Word for word, set down the records and skip each picture.

####################

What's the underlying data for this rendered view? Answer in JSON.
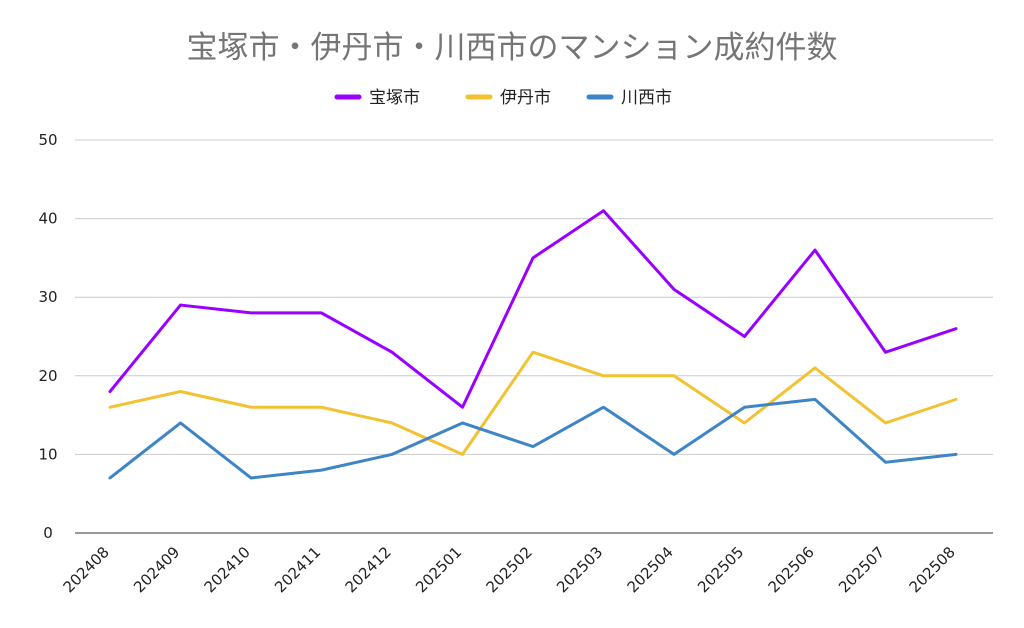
{
  "chart_data": {
    "type": "line",
    "title": "宝塚市・伊丹市・川西市のマンション成約件数",
    "xlabel": "",
    "ylabel": "",
    "categories": [
      "202408",
      "202409",
      "202410",
      "202411",
      "202412",
      "202501",
      "202502",
      "202503",
      "202504",
      "202505",
      "202506",
      "202507",
      "202508"
    ],
    "ylim": [
      0,
      50
    ],
    "yticks": [
      0,
      10,
      20,
      30,
      40,
      50
    ],
    "grid": true,
    "legend_position": "top-center",
    "series": [
      {
        "name": "宝塚市",
        "color": "#9900ff",
        "values": [
          18,
          29,
          28,
          28,
          23,
          16,
          35,
          41,
          31,
          25,
          36,
          23,
          26
        ]
      },
      {
        "name": "伊丹市",
        "color": "#f1c232",
        "values": [
          16,
          18,
          16,
          16,
          14,
          10,
          23,
          20,
          20,
          14,
          21,
          14,
          17
        ]
      },
      {
        "name": "川西市",
        "color": "#3d85c6",
        "values": [
          7,
          14,
          7,
          8,
          10,
          14,
          11,
          16,
          10,
          16,
          17,
          9,
          10
        ]
      }
    ]
  }
}
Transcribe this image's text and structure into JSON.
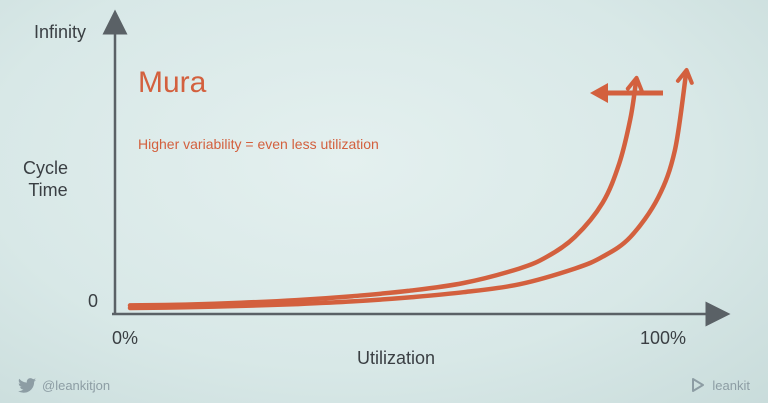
{
  "slide": {
    "footer_left": "@leankitjon",
    "footer_right": "leankit",
    "footer_left_icon": "twitter-bird-icon",
    "footer_right_icon": "leankit-logo-icon"
  },
  "chart_data": {
    "type": "line",
    "title": "Mura",
    "subtitle": "Higher variability = even less utilization",
    "xlabel": "Utilization",
    "ylabel": "Cycle Time",
    "x_tick_labels": [
      "0%",
      "100%"
    ],
    "y_tick_labels": [
      "0",
      "Infinity"
    ],
    "grid": false,
    "annotation": "left-pointing arrow from right curve toward left curve",
    "colors": {
      "curve": "#d3603e",
      "title": "#d3603e",
      "axis": "#3a3f43"
    },
    "series": [
      {
        "x": [
          0,
          10,
          20,
          30,
          40,
          50,
          60,
          70,
          75,
          80,
          85,
          88,
          90,
          91
        ],
        "y": [
          1,
          1.3,
          2,
          3,
          4.5,
          6.5,
          9.5,
          15,
          19.5,
          27,
          40,
          55,
          72,
          86
        ]
      },
      {
        "x": [
          0,
          10,
          20,
          30,
          40,
          50,
          60,
          70,
          80,
          85,
          90,
          95,
          98,
          100
        ],
        "y": [
          0,
          0.3,
          0.8,
          1.5,
          2.5,
          4,
          6,
          9,
          15,
          19.5,
          27,
          42,
          60,
          89
        ]
      }
    ]
  }
}
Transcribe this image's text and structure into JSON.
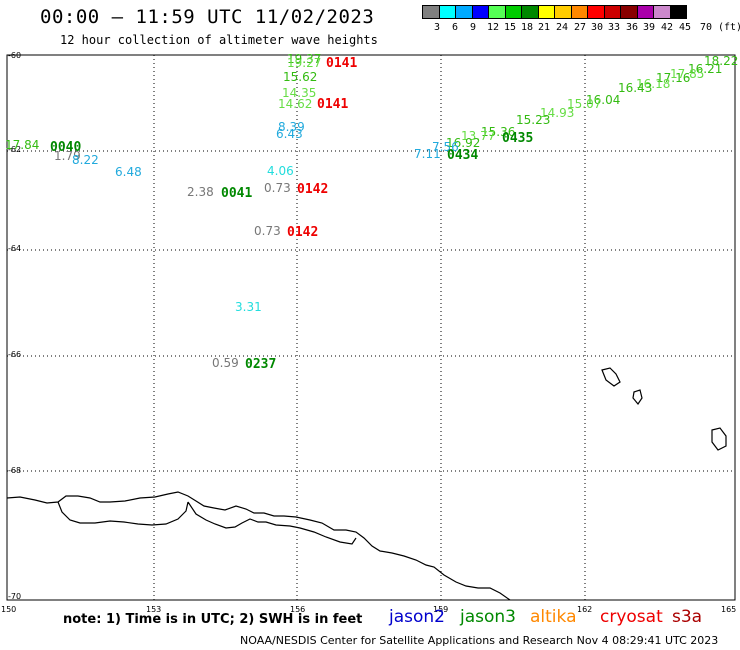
{
  "header": {
    "title": "00:00 – 11:59 UTC 11/02/2023",
    "subtitle": "12 hour collection of altimeter wave heights"
  },
  "legend": {
    "colors": [
      "#808080",
      "#00ffff",
      "#00aaff",
      "#0000ff",
      "#55ff55",
      "#00cc00",
      "#008800",
      "#ffff00",
      "#ffcc00",
      "#ff8800",
      "#ff0000",
      "#cc0000",
      "#880000",
      "#aa00aa",
      "#cc88cc",
      "#000000"
    ],
    "labels": [
      "3",
      "6",
      "9",
      "12",
      "15",
      "18",
      "21",
      "24",
      "27",
      "30",
      "33",
      "36",
      "39",
      "42",
      "45",
      "70",
      "(ft)"
    ]
  },
  "axes": {
    "lat_labels": [
      "-60",
      "-62",
      "-64",
      "-66",
      "-68",
      "-70"
    ],
    "lon_labels": [
      "150",
      "153",
      "156",
      "159",
      "162",
      "165"
    ]
  },
  "observations": [
    {
      "text": "18.22",
      "color": "#33bb11"
    },
    {
      "text": "16.21",
      "color": "#33bb11"
    },
    {
      "text": "17.85",
      "color": "#66dd44"
    },
    {
      "text": "17.16",
      "color": "#33bb11"
    },
    {
      "text": "16.18",
      "color": "#66dd44"
    },
    {
      "text": "16.43",
      "color": "#33bb11"
    },
    {
      "text": "16.04",
      "color": "#33bb11"
    },
    {
      "text": "15.07",
      "color": "#66dd44"
    },
    {
      "text": "14.93",
      "color": "#66dd44"
    },
    {
      "text": "15.23",
      "color": "#33bb11"
    },
    {
      "text": "15.36",
      "color": "#33bb11"
    },
    {
      "text": "13.77",
      "color": "#66dd44"
    },
    {
      "text": "16.92",
      "color": "#33bb11"
    },
    {
      "text": "7.11",
      "color": "#22aadd"
    },
    {
      "text": "7.56",
      "color": "#22aadd"
    },
    {
      "text": "19.37",
      "color": "#33bb11"
    },
    {
      "text": "19.27",
      "color": "#66dd44"
    },
    {
      "text": "15.62",
      "color": "#33bb11"
    },
    {
      "text": "14.35",
      "color": "#66dd44"
    },
    {
      "text": "14.62",
      "color": "#66dd44"
    },
    {
      "text": "8.39",
      "color": "#22aadd"
    },
    {
      "text": "6.43",
      "color": "#22aadd"
    },
    {
      "text": "4.06",
      "color": "#22dddd"
    },
    {
      "text": "0.73",
      "color": "#777777"
    },
    {
      "text": "0.73",
      "color": "#777777"
    },
    {
      "text": "2.38",
      "color": "#777777"
    },
    {
      "text": "17.84",
      "color": "#33bb11"
    },
    {
      "text": "1.79",
      "color": "#777777"
    },
    {
      "text": "8.22",
      "color": "#22aadd"
    },
    {
      "text": "6.48",
      "color": "#22aadd"
    },
    {
      "text": "3.31",
      "color": "#22dddd"
    },
    {
      "text": "0.59",
      "color": "#777777"
    }
  ],
  "passes": [
    {
      "text": "0141",
      "color": "#ee0000"
    },
    {
      "text": "0141",
      "color": "#ee0000"
    },
    {
      "text": "0142",
      "color": "#ee0000"
    },
    {
      "text": "0142",
      "color": "#ee0000"
    },
    {
      "text": "0040",
      "color": "#008800"
    },
    {
      "text": "0041",
      "color": "#008800"
    },
    {
      "text": "0237",
      "color": "#008800"
    },
    {
      "text": "0434",
      "color": "#008800"
    },
    {
      "text": "0435",
      "color": "#008800"
    }
  ],
  "footer": {
    "note": "note: 1) Time is in UTC; 2) SWH is in feet",
    "credit": "NOAA/NESDIS Center for Satellite Applications and Research    Nov  4 08:29:41 UTC 2023",
    "satellites": [
      {
        "name": "jason2",
        "color": "#0000cc"
      },
      {
        "name": "jason3",
        "color": "#008800"
      },
      {
        "name": "altika",
        "color": "#ff8800"
      },
      {
        "name": "cryosat",
        "color": "#ee0000"
      },
      {
        "name": "s3a",
        "color": "#aa0000"
      }
    ]
  }
}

####################

▸ Written answer:
What's the underlying data for this rendered view? Answer in JSON.
{
  "chart_data": {
    "type": "line",
    "title": "宝塚市・伊丹市・川西市のマンション成約件数",
    "xlabel": "",
    "ylabel": "",
    "categories": [
      "202408",
      "202409",
      "202410",
      "202411",
      "202412",
      "202501",
      "202502",
      "202503",
      "202504",
      "202505",
      "202506",
      "202507",
      "202508"
    ],
    "ylim": [
      0,
      50
    ],
    "yticks": [
      0,
      10,
      20,
      30,
      40,
      50
    ],
    "grid": true,
    "legend_position": "top-center",
    "series": [
      {
        "name": "宝塚市",
        "color": "#9900ff",
        "values": [
          18,
          29,
          28,
          28,
          23,
          16,
          35,
          41,
          31,
          25,
          36,
          23,
          26
        ]
      },
      {
        "name": "伊丹市",
        "color": "#f1c232",
        "values": [
          16,
          18,
          16,
          16,
          14,
          10,
          23,
          20,
          20,
          14,
          21,
          14,
          17
        ]
      },
      {
        "name": "川西市",
        "color": "#3d85c6",
        "values": [
          7,
          14,
          7,
          8,
          10,
          14,
          11,
          16,
          10,
          16,
          17,
          9,
          10
        ]
      }
    ]
  }
}
Transcribe this image's text and structure into JSON.
{
  "slide": {
    "footer_left": "@leankitjon",
    "footer_right": "leankit",
    "footer_left_icon": "twitter-bird-icon",
    "footer_right_icon": "leankit-logo-icon"
  },
  "chart_data": {
    "type": "line",
    "title": "Mura",
    "subtitle": "Higher variability = even less utilization",
    "xlabel": "Utilization",
    "ylabel": "Cycle Time",
    "x_tick_labels": [
      "0%",
      "100%"
    ],
    "y_tick_labels": [
      "0",
      "Infinity"
    ],
    "grid": false,
    "annotation": "left-pointing arrow from right curve toward left curve",
    "colors": {
      "curve": "#d3603e",
      "title": "#d3603e",
      "axis": "#3a3f43"
    },
    "series": [
      {
        "x": [
          0,
          10,
          20,
          30,
          40,
          50,
          60,
          70,
          75,
          80,
          85,
          88,
          90,
          91
        ],
        "y": [
          1,
          1.3,
          2,
          3,
          4.5,
          6.5,
          9.5,
          15,
          19.5,
          27,
          40,
          55,
          72,
          86
        ]
      },
      {
        "x": [
          0,
          10,
          20,
          30,
          40,
          50,
          60,
          70,
          80,
          85,
          90,
          95,
          98,
          100
        ],
        "y": [
          0,
          0.3,
          0.8,
          1.5,
          2.5,
          4,
          6,
          9,
          15,
          19.5,
          27,
          42,
          60,
          89
        ]
      }
    ]
  }
}
Transcribe this image's text and structure into JSON.
{
  "header": {
    "title": "00:00 – 11:59 UTC 11/02/2023",
    "subtitle": "12 hour collection of altimeter wave heights"
  },
  "legend": {
    "colors": [
      "#808080",
      "#00ffff",
      "#00aaff",
      "#0000ff",
      "#55ff55",
      "#00cc00",
      "#008800",
      "#ffff00",
      "#ffcc00",
      "#ff8800",
      "#ff0000",
      "#cc0000",
      "#880000",
      "#aa00aa",
      "#cc88cc",
      "#000000"
    ],
    "labels": [
      "3",
      "6",
      "9",
      "12",
      "15",
      "18",
      "21",
      "24",
      "27",
      "30",
      "33",
      "36",
      "39",
      "42",
      "45",
      "70",
      "(ft)"
    ]
  },
  "axes": {
    "lat_labels": [
      "-60",
      "-62",
      "-64",
      "-66",
      "-68",
      "-70"
    ],
    "lon_labels": [
      "150",
      "153",
      "156",
      "159",
      "162",
      "165"
    ]
  },
  "observations": [
    {
      "text": "18.22",
      "color": "#33bb11"
    },
    {
      "text": "16.21",
      "color": "#33bb11"
    },
    {
      "text": "17.85",
      "color": "#66dd44"
    },
    {
      "text": "17.16",
      "color": "#33bb11"
    },
    {
      "text": "16.18",
      "color": "#66dd44"
    },
    {
      "text": "16.43",
      "color": "#33bb11"
    },
    {
      "text": "16.04",
      "color": "#33bb11"
    },
    {
      "text": "15.07",
      "color": "#66dd44"
    },
    {
      "text": "14.93",
      "color": "#66dd44"
    },
    {
      "text": "15.23",
      "color": "#33bb11"
    },
    {
      "text": "15.36",
      "color": "#33bb11"
    },
    {
      "text": "13.77",
      "color": "#66dd44"
    },
    {
      "text": "16.92",
      "color": "#33bb11"
    },
    {
      "text": "7.11",
      "color": "#22aadd"
    },
    {
      "text": "7.56",
      "color": "#22aadd"
    },
    {
      "text": "19.37",
      "color": "#33bb11"
    },
    {
      "text": "19.27",
      "color": "#66dd44"
    },
    {
      "text": "15.62",
      "color": "#33bb11"
    },
    {
      "text": "14.35",
      "color": "#66dd44"
    },
    {
      "text": "14.62",
      "color": "#66dd44"
    },
    {
      "text": "8.39",
      "color": "#22aadd"
    },
    {
      "text": "6.43",
      "color": "#22aadd"
    },
    {
      "text": "4.06",
      "color": "#22dddd"
    },
    {
      "text": "0.73",
      "color": "#777777"
    },
    {
      "text": "0.73",
      "color": "#777777"
    },
    {
      "text": "2.38",
      "color": "#777777"
    },
    {
      "text": "17.84",
      "color": "#33bb11"
    },
    {
      "text": "1.79",
      "color": "#777777"
    },
    {
      "text": "8.22",
      "color": "#22aadd"
    },
    {
      "text": "6.48",
      "color": "#22aadd"
    },
    {
      "text": "3.31",
      "color": "#22dddd"
    },
    {
      "text": "0.59",
      "color": "#777777"
    }
  ],
  "passes": [
    {
      "text": "0141",
      "color": "#ee0000"
    },
    {
      "text": "0141",
      "color": "#ee0000"
    },
    {
      "text": "0142",
      "color": "#ee0000"
    },
    {
      "text": "0142",
      "color": "#ee0000"
    },
    {
      "text": "0040",
      "color": "#008800"
    },
    {
      "text": "0041",
      "color": "#008800"
    },
    {
      "text": "0237",
      "color": "#008800"
    },
    {
      "text": "0434",
      "color": "#008800"
    },
    {
      "text": "0435",
      "color": "#008800"
    }
  ],
  "footer": {
    "note": "note: 1) Time is in UTC; 2) SWH is in feet",
    "credit": "NOAA/NESDIS Center for Satellite Applications and Research    Nov  4 08:29:41 UTC 2023",
    "satellites": [
      {
        "name": "jason2",
        "color": "#0000cc"
      },
      {
        "name": "jason3",
        "color": "#008800"
      },
      {
        "name": "altika",
        "color": "#ff8800"
      },
      {
        "name": "cryosat",
        "color": "#ee0000"
      },
      {
        "name": "s3a",
        "color": "#aa0000"
      }
    ]
  }
}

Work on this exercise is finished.